Records for processing
▬▬▬▬▬▬▬▬▬▬
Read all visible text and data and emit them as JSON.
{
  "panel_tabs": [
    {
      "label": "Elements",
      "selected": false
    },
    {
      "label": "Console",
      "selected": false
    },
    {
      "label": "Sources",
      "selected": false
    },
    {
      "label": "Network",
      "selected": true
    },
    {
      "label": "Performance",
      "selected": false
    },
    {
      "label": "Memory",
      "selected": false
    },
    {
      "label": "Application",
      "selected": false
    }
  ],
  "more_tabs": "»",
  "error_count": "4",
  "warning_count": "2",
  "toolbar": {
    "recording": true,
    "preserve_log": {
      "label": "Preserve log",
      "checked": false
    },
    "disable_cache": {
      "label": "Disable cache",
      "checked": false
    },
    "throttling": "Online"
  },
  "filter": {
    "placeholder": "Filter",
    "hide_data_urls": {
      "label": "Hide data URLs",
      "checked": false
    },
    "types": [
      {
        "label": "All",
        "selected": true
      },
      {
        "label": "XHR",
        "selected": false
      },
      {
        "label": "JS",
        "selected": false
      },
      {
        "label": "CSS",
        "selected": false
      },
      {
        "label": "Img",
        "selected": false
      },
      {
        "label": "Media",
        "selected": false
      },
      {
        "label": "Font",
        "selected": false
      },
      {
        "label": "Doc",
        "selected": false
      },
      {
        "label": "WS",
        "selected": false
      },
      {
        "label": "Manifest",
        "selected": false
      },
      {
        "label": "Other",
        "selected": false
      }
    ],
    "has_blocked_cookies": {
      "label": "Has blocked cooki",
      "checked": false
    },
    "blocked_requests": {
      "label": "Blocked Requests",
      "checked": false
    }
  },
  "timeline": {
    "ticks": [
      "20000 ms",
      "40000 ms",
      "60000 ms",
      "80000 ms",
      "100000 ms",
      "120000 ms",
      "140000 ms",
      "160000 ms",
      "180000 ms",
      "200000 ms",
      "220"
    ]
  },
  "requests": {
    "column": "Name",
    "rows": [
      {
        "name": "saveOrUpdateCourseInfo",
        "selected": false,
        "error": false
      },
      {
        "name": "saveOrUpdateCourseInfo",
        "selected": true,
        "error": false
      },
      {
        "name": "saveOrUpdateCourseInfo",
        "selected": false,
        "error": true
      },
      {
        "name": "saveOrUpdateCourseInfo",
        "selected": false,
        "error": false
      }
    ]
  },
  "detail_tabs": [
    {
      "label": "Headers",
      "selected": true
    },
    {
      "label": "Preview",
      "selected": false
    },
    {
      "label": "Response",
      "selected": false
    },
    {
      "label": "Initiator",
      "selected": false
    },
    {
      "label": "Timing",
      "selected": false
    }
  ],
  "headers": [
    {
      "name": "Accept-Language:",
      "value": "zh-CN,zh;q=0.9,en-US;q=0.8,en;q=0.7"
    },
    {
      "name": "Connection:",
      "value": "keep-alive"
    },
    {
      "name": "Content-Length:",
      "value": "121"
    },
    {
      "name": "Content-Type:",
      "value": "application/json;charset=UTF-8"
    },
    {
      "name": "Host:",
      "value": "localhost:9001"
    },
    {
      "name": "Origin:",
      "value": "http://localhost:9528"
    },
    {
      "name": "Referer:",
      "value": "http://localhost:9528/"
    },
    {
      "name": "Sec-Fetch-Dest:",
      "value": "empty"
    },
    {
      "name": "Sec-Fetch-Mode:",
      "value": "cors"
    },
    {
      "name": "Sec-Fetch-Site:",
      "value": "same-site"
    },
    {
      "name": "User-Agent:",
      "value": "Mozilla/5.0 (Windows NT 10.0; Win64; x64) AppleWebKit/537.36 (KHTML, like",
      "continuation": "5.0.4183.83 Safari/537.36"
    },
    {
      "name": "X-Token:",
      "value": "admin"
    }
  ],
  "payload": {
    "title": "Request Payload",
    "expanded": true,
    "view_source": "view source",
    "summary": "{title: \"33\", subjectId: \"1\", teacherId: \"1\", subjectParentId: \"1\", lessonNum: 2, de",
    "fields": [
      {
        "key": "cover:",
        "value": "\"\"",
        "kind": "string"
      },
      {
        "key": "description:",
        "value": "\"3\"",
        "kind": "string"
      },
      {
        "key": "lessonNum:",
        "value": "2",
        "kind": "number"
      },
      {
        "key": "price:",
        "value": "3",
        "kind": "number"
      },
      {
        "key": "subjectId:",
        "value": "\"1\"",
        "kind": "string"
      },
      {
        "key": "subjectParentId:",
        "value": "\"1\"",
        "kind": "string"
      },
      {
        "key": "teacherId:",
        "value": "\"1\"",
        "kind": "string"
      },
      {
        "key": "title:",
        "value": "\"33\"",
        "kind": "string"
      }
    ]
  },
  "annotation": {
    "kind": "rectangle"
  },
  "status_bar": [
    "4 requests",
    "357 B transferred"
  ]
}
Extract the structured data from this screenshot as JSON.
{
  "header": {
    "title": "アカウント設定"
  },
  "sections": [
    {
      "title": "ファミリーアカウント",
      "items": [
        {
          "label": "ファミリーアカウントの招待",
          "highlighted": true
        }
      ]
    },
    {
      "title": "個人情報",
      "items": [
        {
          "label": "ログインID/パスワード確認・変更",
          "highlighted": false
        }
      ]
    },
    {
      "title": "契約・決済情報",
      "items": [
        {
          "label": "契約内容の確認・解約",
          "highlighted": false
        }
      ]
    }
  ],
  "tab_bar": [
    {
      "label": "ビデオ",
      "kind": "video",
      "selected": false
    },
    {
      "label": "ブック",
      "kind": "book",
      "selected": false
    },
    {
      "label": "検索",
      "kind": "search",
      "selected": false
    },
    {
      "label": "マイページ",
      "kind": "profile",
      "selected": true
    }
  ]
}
▬▬▬▬▬▬▬▬▬▬
What you have to do
Locate the line that contains "Extract the structured". Repeat it and every line after it, up to and including the final line, exactly.

Full solution
Extract the structured data from this screenshot as JSON.
{
  "header": {
    "title": "アカウント設定"
  },
  "sections": [
    {
      "title": "ファミリーアカウント",
      "items": [
        {
          "label": "ファミリーアカウントの招待",
          "highlighted": true
        }
      ]
    },
    {
      "title": "個人情報",
      "items": [
        {
          "label": "ログインID/パスワード確認・変更",
          "highlighted": false
        }
      ]
    },
    {
      "title": "契約・決済情報",
      "items": [
        {
          "label": "契約内容の確認・解約",
          "highlighted": false
        }
      ]
    }
  ],
  "tab_bar": [
    {
      "label": "ビデオ",
      "kind": "video",
      "selected": false
    },
    {
      "label": "ブック",
      "kind": "book",
      "selected": false
    },
    {
      "label": "検索",
      "kind": "search",
      "selected": false
    },
    {
      "label": "マイページ",
      "kind": "profile",
      "selected": true
    }
  ]
}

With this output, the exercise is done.